# Data provided
☆ ☆ ☆

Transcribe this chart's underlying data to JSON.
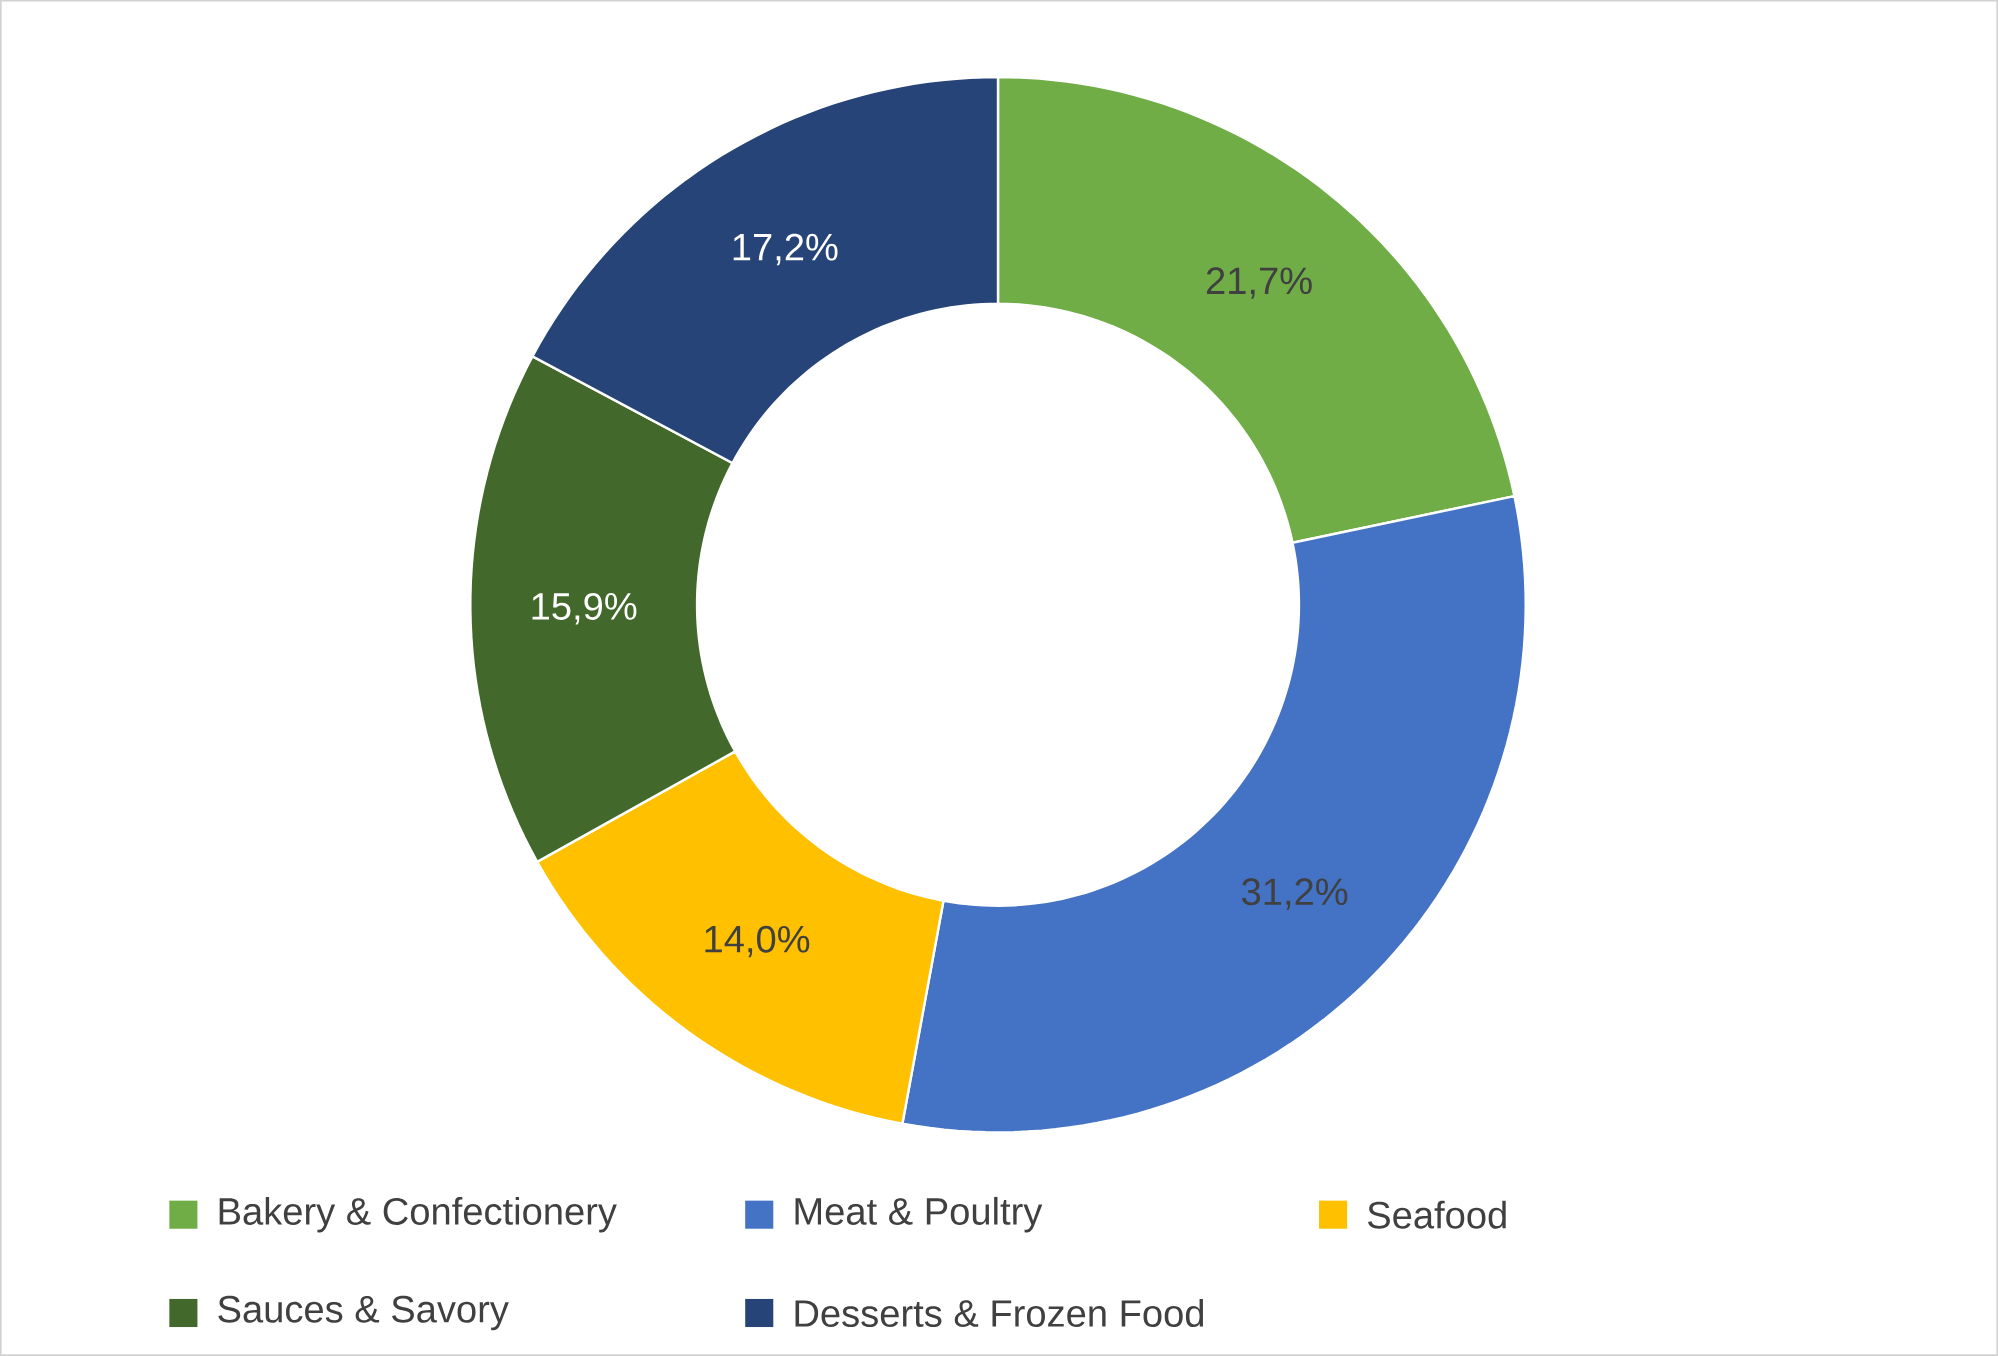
{
  "chart_data": {
    "type": "donut",
    "categories": [
      "Bakery & Confectionery",
      "Meat & Poultry",
      "Seafood",
      "Sauces & Savory",
      "Desserts & Frozen Food"
    ],
    "values": [
      21.7,
      31.2,
      14.0,
      15.9,
      17.2
    ],
    "colors": [
      "#70ad47",
      "#4472c4",
      "#ffc000",
      "#43682b",
      "#264478"
    ],
    "value_labels": [
      "21,7%",
      "31,2%",
      "14,0%",
      "15,9%",
      "17,2%"
    ],
    "legend": "bottom"
  }
}
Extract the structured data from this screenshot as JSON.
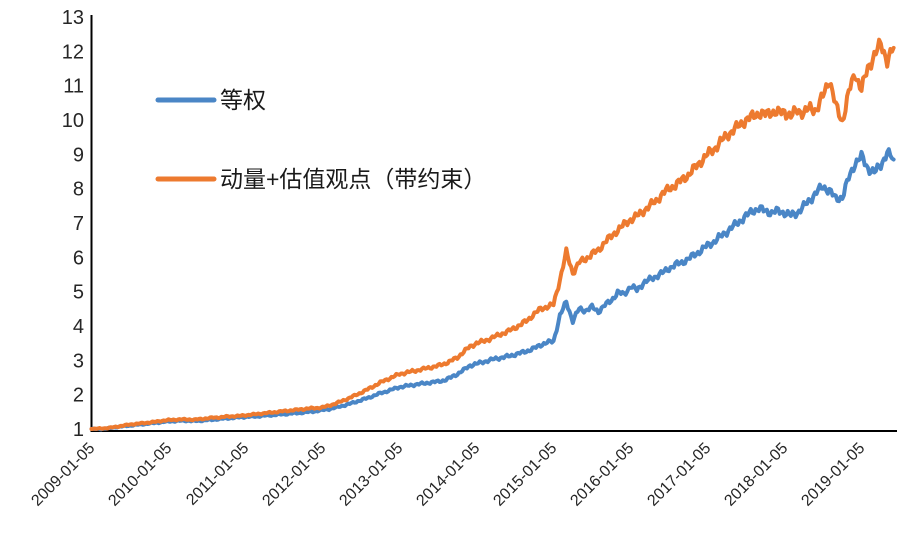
{
  "chart_data": {
    "type": "line",
    "title": "",
    "xlabel": "",
    "ylabel": "",
    "ylim": [
      1,
      13
    ],
    "y_ticks": [
      1,
      2,
      3,
      4,
      5,
      6,
      7,
      8,
      9,
      10,
      11,
      12,
      13
    ],
    "x_tick_labels": [
      "2009-01-05",
      "2010-01-05",
      "2011-01-05",
      "2012-01-05",
      "2013-01-05",
      "2014-01-05",
      "2015-01-05",
      "2016-01-05",
      "2017-01-05",
      "2018-01-05",
      "2019-01-05"
    ],
    "x_resolution": "monthly from 2009-01 to 2019-06",
    "grid": false,
    "legend_position": "upper-left-inside",
    "axis_color": "#000000",
    "label_color": "#262626",
    "series": [
      {
        "name": "等权",
        "color": "#4A86C6",
        "monthly_values": [
          1.0,
          1.0,
          1.01,
          1.03,
          1.06,
          1.08,
          1.1,
          1.12,
          1.14,
          1.16,
          1.18,
          1.2,
          1.22,
          1.23,
          1.24,
          1.24,
          1.23,
          1.24,
          1.26,
          1.27,
          1.29,
          1.31,
          1.32,
          1.34,
          1.35,
          1.36,
          1.37,
          1.39,
          1.4,
          1.42,
          1.43,
          1.45,
          1.46,
          1.48,
          1.5,
          1.52,
          1.55,
          1.58,
          1.62,
          1.67,
          1.72,
          1.78,
          1.84,
          1.9,
          1.97,
          2.04,
          2.1,
          2.16,
          2.22,
          2.25,
          2.28,
          2.31,
          2.33,
          2.36,
          2.38,
          2.42,
          2.5,
          2.6,
          2.72,
          2.85,
          2.9,
          2.95,
          3.0,
          3.05,
          3.08,
          3.12,
          3.17,
          3.22,
          3.28,
          3.35,
          3.45,
          3.52,
          3.55,
          4.3,
          4.7,
          4.15,
          4.5,
          4.45,
          4.55,
          4.42,
          4.6,
          4.75,
          4.97,
          4.93,
          5.15,
          5.05,
          5.25,
          5.35,
          5.45,
          5.55,
          5.68,
          5.78,
          5.85,
          5.95,
          6.08,
          6.2,
          6.35,
          6.45,
          6.6,
          6.75,
          6.9,
          7.05,
          7.2,
          7.35,
          7.42,
          7.35,
          7.3,
          7.35,
          7.3,
          7.22,
          7.3,
          7.48,
          7.68,
          7.9,
          8.06,
          7.95,
          7.7,
          7.75,
          8.3,
          8.75,
          8.93,
          8.6,
          8.46,
          8.7,
          9.05,
          8.85
        ]
      },
      {
        "name": "动量+估值观点（带约束）",
        "color": "#ED7A2F",
        "monthly_values": [
          1.0,
          1.01,
          1.02,
          1.04,
          1.07,
          1.1,
          1.13,
          1.15,
          1.17,
          1.19,
          1.21,
          1.24,
          1.26,
          1.27,
          1.28,
          1.28,
          1.27,
          1.29,
          1.31,
          1.33,
          1.34,
          1.36,
          1.37,
          1.38,
          1.4,
          1.42,
          1.44,
          1.46,
          1.48,
          1.5,
          1.52,
          1.54,
          1.56,
          1.58,
          1.6,
          1.61,
          1.63,
          1.68,
          1.74,
          1.81,
          1.89,
          1.97,
          2.06,
          2.15,
          2.25,
          2.35,
          2.44,
          2.52,
          2.6,
          2.64,
          2.68,
          2.72,
          2.76,
          2.8,
          2.84,
          2.9,
          2.98,
          3.08,
          3.25,
          3.4,
          3.5,
          3.55,
          3.62,
          3.7,
          3.78,
          3.85,
          3.95,
          4.05,
          4.18,
          4.35,
          4.5,
          4.56,
          4.62,
          5.35,
          6.15,
          5.55,
          5.85,
          5.95,
          6.1,
          6.2,
          6.45,
          6.6,
          6.8,
          6.95,
          7.1,
          7.2,
          7.35,
          7.5,
          7.65,
          7.85,
          8.0,
          8.1,
          8.25,
          8.4,
          8.6,
          8.8,
          9.0,
          9.15,
          9.35,
          9.55,
          9.7,
          9.85,
          10.0,
          10.1,
          10.2,
          10.15,
          10.25,
          10.2,
          10.25,
          10.1,
          10.3,
          10.2,
          10.35,
          10.3,
          10.7,
          11.2,
          10.4,
          9.95,
          10.8,
          11.35,
          10.9,
          11.5,
          11.9,
          12.2,
          11.75,
          12.1
        ]
      }
    ]
  }
}
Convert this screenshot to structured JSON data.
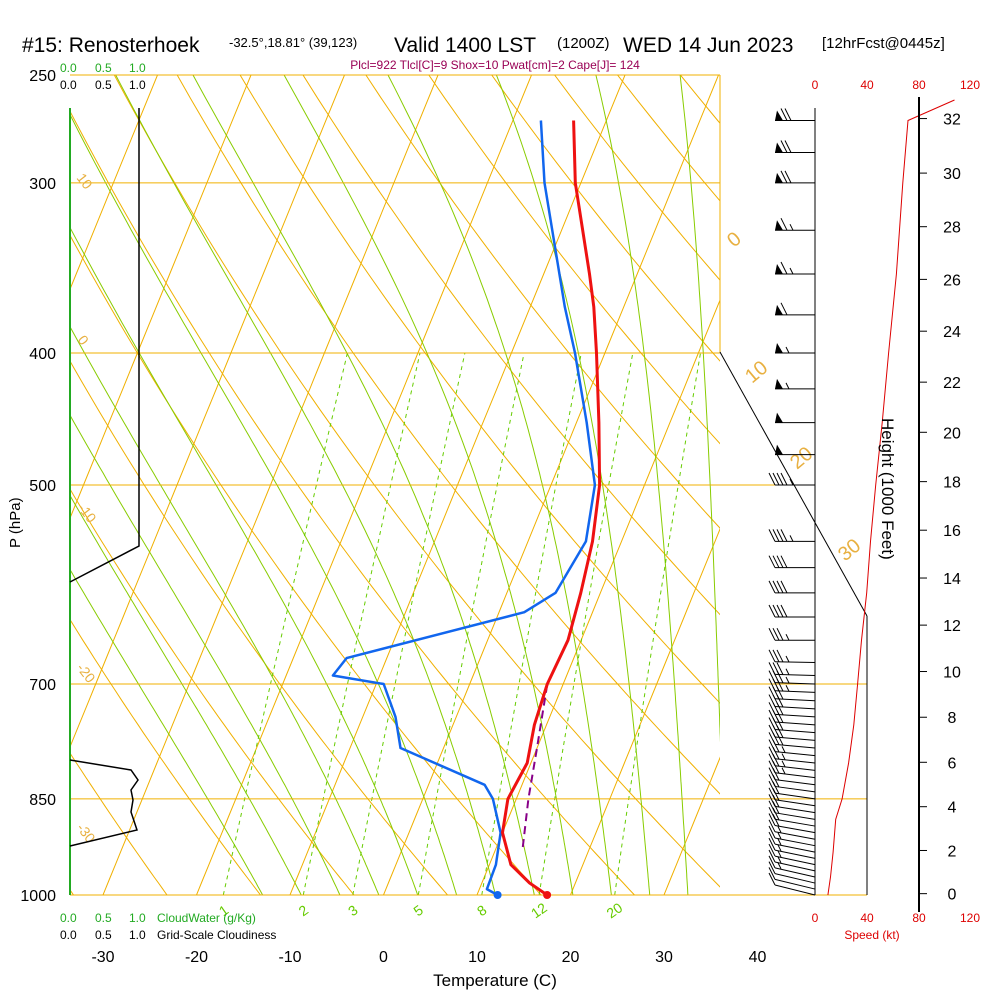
{
  "header": {
    "station": "#15: Renosterhoek",
    "location": "-32.5°,18.81° (39,123)",
    "valid": "Valid 1400 LST",
    "zulu": "(1200Z)",
    "date": "WED 14 Jun 2023",
    "forecast": "[12hrFcst@0445z]",
    "indices": "Plcl=922 Tlcl[C]=9 Shox=10 Pwat[cm]=2 Cape[J]= 124"
  },
  "colors": {
    "isotherm": "#f0b000",
    "dry_adiabat": "#f0b000",
    "moist_adiabat": "#88cc00",
    "mixing_ratio": "#66cc00",
    "temperature": "#ee1111",
    "dewpoint": "#1166ee",
    "parcel": "#880088",
    "cloudwater": "#22aa22",
    "speed": "#dd0000"
  },
  "scale_labels": {
    "cloudwater_ticks": [
      "0.0",
      "0.5",
      "1.0"
    ],
    "cloudiness_ticks": [
      "0.0",
      "0.5",
      "1.0"
    ],
    "cloudwater_label": "CloudWater (g/Kg)",
    "cloudiness_label": "Grid-Scale Cloudiness",
    "speed_ticks": [
      "0",
      "40",
      "80",
      "120"
    ],
    "speed_label": "Speed (kt)",
    "height_label": "Height (1000 Feet)",
    "height_ticks": [
      "0",
      "2",
      "4",
      "6",
      "8",
      "10",
      "12",
      "14",
      "16",
      "18",
      "20",
      "22",
      "24",
      "26",
      "28",
      "30",
      "32"
    ]
  },
  "chart_data": {
    "type": "skew-t",
    "title": "#15: Renosterhoek",
    "xlabel": "Temperature (C)",
    "ylabel": "P (hPa)",
    "x_ticks": [
      -30,
      -20,
      -10,
      0,
      10,
      20,
      30,
      40
    ],
    "p_ticks": [
      250,
      300,
      400,
      500,
      700,
      850,
      1000
    ],
    "dry_adiabat_labels": [
      -10,
      0,
      10,
      20,
      30
    ],
    "mixing_ratio_labels": [
      "1",
      "2",
      "3",
      "5",
      "8",
      "12",
      "20"
    ],
    "isotherm_labels": [
      "10",
      "0",
      "-10",
      "-20",
      "-30"
    ],
    "temperature": [
      {
        "p": 1000,
        "t": 17.5
      },
      {
        "p": 980,
        "t": 15.1
      },
      {
        "p": 950,
        "t": 12.3
      },
      {
        "p": 900,
        "t": 10.0
      },
      {
        "p": 850,
        "t": 9.1
      },
      {
        "p": 800,
        "t": 9.6
      },
      {
        "p": 750,
        "t": 8.7
      },
      {
        "p": 700,
        "t": 8.3
      },
      {
        "p": 650,
        "t": 8.6
      },
      {
        "p": 600,
        "t": 7.9
      },
      {
        "p": 550,
        "t": 6.9
      },
      {
        "p": 500,
        "t": 5.2
      },
      {
        "p": 450,
        "t": 2.4
      },
      {
        "p": 400,
        "t": -0.9
      },
      {
        "p": 370,
        "t": -3.2
      },
      {
        "p": 350,
        "t": -5.1
      },
      {
        "p": 300,
        "t": -10.6
      },
      {
        "p": 270,
        "t": -13.5
      }
    ],
    "dewpoint": [
      {
        "p": 1000,
        "t": 12.2
      },
      {
        "p": 990,
        "t": 10.8
      },
      {
        "p": 950,
        "t": 10.7
      },
      {
        "p": 900,
        "t": 9.8
      },
      {
        "p": 850,
        "t": 7.5
      },
      {
        "p": 830,
        "t": 6.0
      },
      {
        "p": 780,
        "t": -4.6
      },
      {
        "p": 740,
        "t": -6.5
      },
      {
        "p": 700,
        "t": -9.2
      },
      {
        "p": 690,
        "t": -15.0
      },
      {
        "p": 670,
        "t": -14.3
      },
      {
        "p": 620,
        "t": 2.7
      },
      {
        "p": 600,
        "t": 5.2
      },
      {
        "p": 550,
        "t": 6.2
      },
      {
        "p": 500,
        "t": 4.7
      },
      {
        "p": 450,
        "t": 1.1
      },
      {
        "p": 400,
        "t": -3.2
      },
      {
        "p": 370,
        "t": -6.3
      },
      {
        "p": 300,
        "t": -13.9
      },
      {
        "p": 270,
        "t": -17.0
      }
    ],
    "parcel": [
      {
        "p": 922,
        "t": 12.8
      },
      {
        "p": 850,
        "t": 11.3
      },
      {
        "p": 780,
        "t": 10.0
      },
      {
        "p": 700,
        "t": 8.3
      }
    ],
    "wind_profile_kt": [
      {
        "p": 1000,
        "kt": 10
      },
      {
        "p": 970,
        "kt": 12
      },
      {
        "p": 930,
        "kt": 14
      },
      {
        "p": 880,
        "kt": 16
      },
      {
        "p": 850,
        "kt": 21
      },
      {
        "p": 800,
        "kt": 26
      },
      {
        "p": 750,
        "kt": 30
      },
      {
        "p": 700,
        "kt": 33
      },
      {
        "p": 650,
        "kt": 36
      },
      {
        "p": 600,
        "kt": 40
      },
      {
        "p": 550,
        "kt": 43
      },
      {
        "p": 500,
        "kt": 47
      },
      {
        "p": 450,
        "kt": 52
      },
      {
        "p": 400,
        "kt": 57
      },
      {
        "p": 350,
        "kt": 63
      },
      {
        "p": 300,
        "kt": 68
      },
      {
        "p": 270,
        "kt": 72
      }
    ],
    "wind_barbs": [
      {
        "p": 1000,
        "kt": 12
      },
      {
        "p": 990,
        "kt": 12
      },
      {
        "p": 980,
        "kt": 12
      },
      {
        "p": 970,
        "kt": 14
      },
      {
        "p": 960,
        "kt": 14
      },
      {
        "p": 950,
        "kt": 14
      },
      {
        "p": 940,
        "kt": 14
      },
      {
        "p": 930,
        "kt": 16
      },
      {
        "p": 920,
        "kt": 16
      },
      {
        "p": 910,
        "kt": 16
      },
      {
        "p": 900,
        "kt": 18
      },
      {
        "p": 890,
        "kt": 18
      },
      {
        "p": 880,
        "kt": 18
      },
      {
        "p": 870,
        "kt": 20
      },
      {
        "p": 860,
        "kt": 20
      },
      {
        "p": 850,
        "kt": 21
      },
      {
        "p": 840,
        "kt": 22
      },
      {
        "p": 830,
        "kt": 22
      },
      {
        "p": 820,
        "kt": 24
      },
      {
        "p": 810,
        "kt": 24
      },
      {
        "p": 800,
        "kt": 26
      },
      {
        "p": 790,
        "kt": 26
      },
      {
        "p": 780,
        "kt": 28
      },
      {
        "p": 770,
        "kt": 28
      },
      {
        "p": 760,
        "kt": 29
      },
      {
        "p": 750,
        "kt": 30
      },
      {
        "p": 740,
        "kt": 30
      },
      {
        "p": 730,
        "kt": 31
      },
      {
        "p": 720,
        "kt": 32
      },
      {
        "p": 710,
        "kt": 33
      },
      {
        "p": 700,
        "kt": 33
      },
      {
        "p": 690,
        "kt": 34
      },
      {
        "p": 675,
        "kt": 35
      },
      {
        "p": 650,
        "kt": 36
      },
      {
        "p": 625,
        "kt": 38
      },
      {
        "p": 600,
        "kt": 40
      },
      {
        "p": 575,
        "kt": 41
      },
      {
        "p": 550,
        "kt": 43
      },
      {
        "p": 500,
        "kt": 47
      },
      {
        "p": 475,
        "kt": 50
      },
      {
        "p": 450,
        "kt": 52
      },
      {
        "p": 425,
        "kt": 55
      },
      {
        "p": 400,
        "kt": 57
      },
      {
        "p": 375,
        "kt": 60
      },
      {
        "p": 350,
        "kt": 63
      },
      {
        "p": 325,
        "kt": 65
      },
      {
        "p": 300,
        "kt": 68
      },
      {
        "p": 285,
        "kt": 70
      },
      {
        "p": 270,
        "kt": 72
      }
    ],
    "cloudiness_profile": [
      {
        "p": 1000,
        "v": 0.0
      },
      {
        "p": 560,
        "v": 0.0
      },
      {
        "p": 535,
        "v": 1.0
      },
      {
        "p": 270,
        "v": 1.0
      }
    ],
    "low_cloudiness_profile": [
      {
        "p": 950,
        "v": 0.0
      },
      {
        "p": 935,
        "v": 1.0
      },
      {
        "p": 870,
        "v": 1.0
      },
      {
        "p": 860,
        "v": 0.9
      },
      {
        "p": 840,
        "v": 1.0
      },
      {
        "p": 820,
        "v": 0.9
      },
      {
        "p": 800,
        "v": 0.0
      }
    ]
  }
}
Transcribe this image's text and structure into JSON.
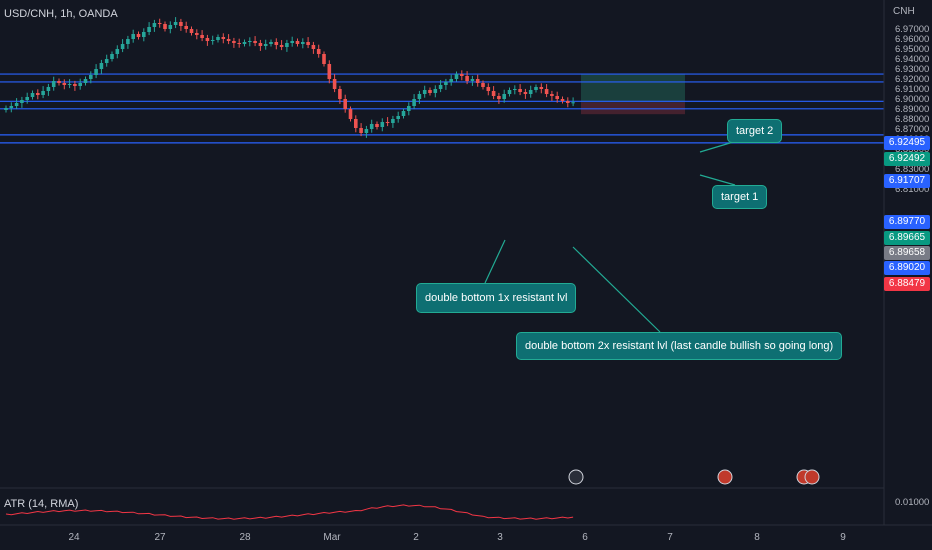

☆ ☆ ☆

Say only how many lines in the records carry the word "this".

# Exercise output
4